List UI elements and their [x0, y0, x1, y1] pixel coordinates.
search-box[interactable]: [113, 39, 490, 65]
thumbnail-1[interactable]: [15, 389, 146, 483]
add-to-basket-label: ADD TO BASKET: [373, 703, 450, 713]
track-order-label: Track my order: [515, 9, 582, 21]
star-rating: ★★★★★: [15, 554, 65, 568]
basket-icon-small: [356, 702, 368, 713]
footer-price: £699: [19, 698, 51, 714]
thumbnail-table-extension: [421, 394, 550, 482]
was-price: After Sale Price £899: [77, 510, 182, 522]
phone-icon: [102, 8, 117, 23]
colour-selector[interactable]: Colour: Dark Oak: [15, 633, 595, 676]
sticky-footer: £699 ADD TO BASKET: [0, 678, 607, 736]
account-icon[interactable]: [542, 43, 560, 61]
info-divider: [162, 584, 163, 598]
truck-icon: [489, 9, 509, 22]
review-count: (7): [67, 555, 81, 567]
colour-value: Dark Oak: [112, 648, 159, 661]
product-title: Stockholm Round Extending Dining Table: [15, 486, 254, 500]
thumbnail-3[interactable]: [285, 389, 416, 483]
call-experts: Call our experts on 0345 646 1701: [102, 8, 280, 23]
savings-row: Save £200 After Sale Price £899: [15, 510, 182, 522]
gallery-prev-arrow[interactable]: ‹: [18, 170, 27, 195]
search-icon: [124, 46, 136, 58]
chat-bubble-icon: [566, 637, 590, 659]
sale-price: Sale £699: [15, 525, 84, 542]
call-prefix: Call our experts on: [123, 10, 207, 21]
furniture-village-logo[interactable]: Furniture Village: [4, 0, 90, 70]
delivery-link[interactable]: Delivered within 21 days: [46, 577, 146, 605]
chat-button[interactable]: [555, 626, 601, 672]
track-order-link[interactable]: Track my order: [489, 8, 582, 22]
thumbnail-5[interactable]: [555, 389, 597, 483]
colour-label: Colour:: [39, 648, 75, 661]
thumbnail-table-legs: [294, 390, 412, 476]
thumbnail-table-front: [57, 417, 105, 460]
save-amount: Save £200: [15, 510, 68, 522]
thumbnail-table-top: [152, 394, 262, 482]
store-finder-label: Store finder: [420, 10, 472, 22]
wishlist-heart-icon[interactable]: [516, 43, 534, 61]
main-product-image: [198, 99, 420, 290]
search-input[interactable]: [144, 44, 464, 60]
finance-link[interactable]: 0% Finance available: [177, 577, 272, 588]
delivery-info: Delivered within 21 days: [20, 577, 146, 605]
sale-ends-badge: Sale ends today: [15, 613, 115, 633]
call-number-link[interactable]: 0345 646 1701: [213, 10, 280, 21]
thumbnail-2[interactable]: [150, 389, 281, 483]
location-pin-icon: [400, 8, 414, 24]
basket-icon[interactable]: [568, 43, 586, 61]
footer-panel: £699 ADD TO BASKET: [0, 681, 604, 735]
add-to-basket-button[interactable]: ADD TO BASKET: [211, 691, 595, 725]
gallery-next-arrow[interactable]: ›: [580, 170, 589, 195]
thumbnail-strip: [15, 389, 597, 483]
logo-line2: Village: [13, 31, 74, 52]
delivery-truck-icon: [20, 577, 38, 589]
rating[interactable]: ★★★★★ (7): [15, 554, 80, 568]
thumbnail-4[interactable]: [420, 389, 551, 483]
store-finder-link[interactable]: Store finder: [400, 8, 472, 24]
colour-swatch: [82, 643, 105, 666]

-------------------------

§ **Task**: Reformat the lines above as a numbered list, omitting any blank lines.

§ **Solution for this problem**:
1. List UI elements and their [x0, y0, x1, y1] pixel coordinates.
2. search-box[interactable]: [113, 39, 490, 65]
3. thumbnail-1[interactable]: [15, 389, 146, 483]
4. add-to-basket-label: ADD TO BASKET: [373, 703, 450, 713]
5. track-order-label: Track my order: [515, 9, 582, 21]
6. star-rating: ★★★★★: [15, 554, 65, 568]
7. basket-icon-small: [356, 702, 368, 713]
8. footer-price: £699: [19, 698, 51, 714]
9. thumbnail-table-extension: [421, 394, 550, 482]
10. was-price: After Sale Price £899: [77, 510, 182, 522]
11. phone-icon: [102, 8, 117, 23]
12. colour-selector[interactable]: Colour: Dark Oak: [15, 633, 595, 676]
13. sticky-footer: £699 ADD TO BASKET: [0, 678, 607, 736]
14. account-icon[interactable]: [542, 43, 560, 61]
15. info-divider: [162, 584, 163, 598]
16. truck-icon: [489, 9, 509, 22]
17. review-count: (7): [67, 555, 81, 567]
18. colour-value: Dark Oak: [112, 648, 159, 661]
19. product-title: Stockholm Round Extending Dining Table: [15, 486, 254, 500]
20. thumbnail-3[interactable]: [285, 389, 416, 483]
21. call-experts: Call our experts on 0345 646 1701: [102, 8, 280, 23]
22. savings-row: Save £200 After Sale Price £899: [15, 510, 182, 522]
23. gallery-prev-arrow[interactable]: ‹: [18, 170, 27, 195]
24. search-icon: [124, 46, 136, 58]
25. chat-bubble-icon: [566, 637, 590, 659]
26. sale-price: Sale £699: [15, 525, 84, 542]
27. call-prefix: Call our experts on: [123, 10, 207, 21]
28. furniture-village-logo[interactable]: Furniture Village: [4, 0, 90, 70]
29. delivery-link[interactable]: Delivered within 21 days: [46, 577, 146, 605]
30. chat-button[interactable]: [555, 626, 601, 672]
31. track-order-link[interactable]: Track my order: [489, 8, 582, 22]
32. thumbnail-5[interactable]: [555, 389, 597, 483]
33. colour-label: Colour:: [39, 648, 75, 661]
34. thumbnail-table-legs: [294, 390, 412, 476]
35. thumbnail-table-front: [57, 417, 105, 460]
36. save-amount: Save £200: [15, 510, 68, 522]
37. thumbnail-table-top: [152, 394, 262, 482]
38. store-finder-label: Store finder: [420, 10, 472, 22]
39. wishlist-heart-icon[interactable]: [516, 43, 534, 61]
40. main-product-image: [198, 99, 420, 290]
41. search-input[interactable]: [144, 44, 464, 60]
42. finance-link[interactable]: 0% Finance available: [177, 577, 272, 588]
43. delivery-info: Delivered within 21 days: [20, 577, 146, 605]
44. sale-ends-badge: Sale ends today: [15, 613, 115, 633]
45. call-number-link[interactable]: 0345 646 1701: [213, 10, 280, 21]
46. thumbnail-2[interactable]: [150, 389, 281, 483]
47. location-pin-icon: [400, 8, 414, 24]
48. basket-icon[interactable]: [568, 43, 586, 61]
49. footer-panel: £699 ADD TO BASKET: [0, 681, 604, 735]
50. add-to-basket-button[interactable]: ADD TO BASKET: [211, 691, 595, 725]
51. gallery-next-arrow[interactable]: ›: [580, 170, 589, 195]
52. thumbnail-strip: [15, 389, 597, 483]
53. logo-line2: Village: [13, 31, 74, 52]
54. delivery-truck-icon: [20, 577, 38, 589]
55. rating[interactable]: ★★★★★ (7): [15, 554, 80, 568]
56. thumbnail-4[interactable]: [420, 389, 551, 483]
57. store-finder-link[interactable]: Store finder: [400, 8, 472, 24]
58. colour-swatch: [82, 643, 105, 666]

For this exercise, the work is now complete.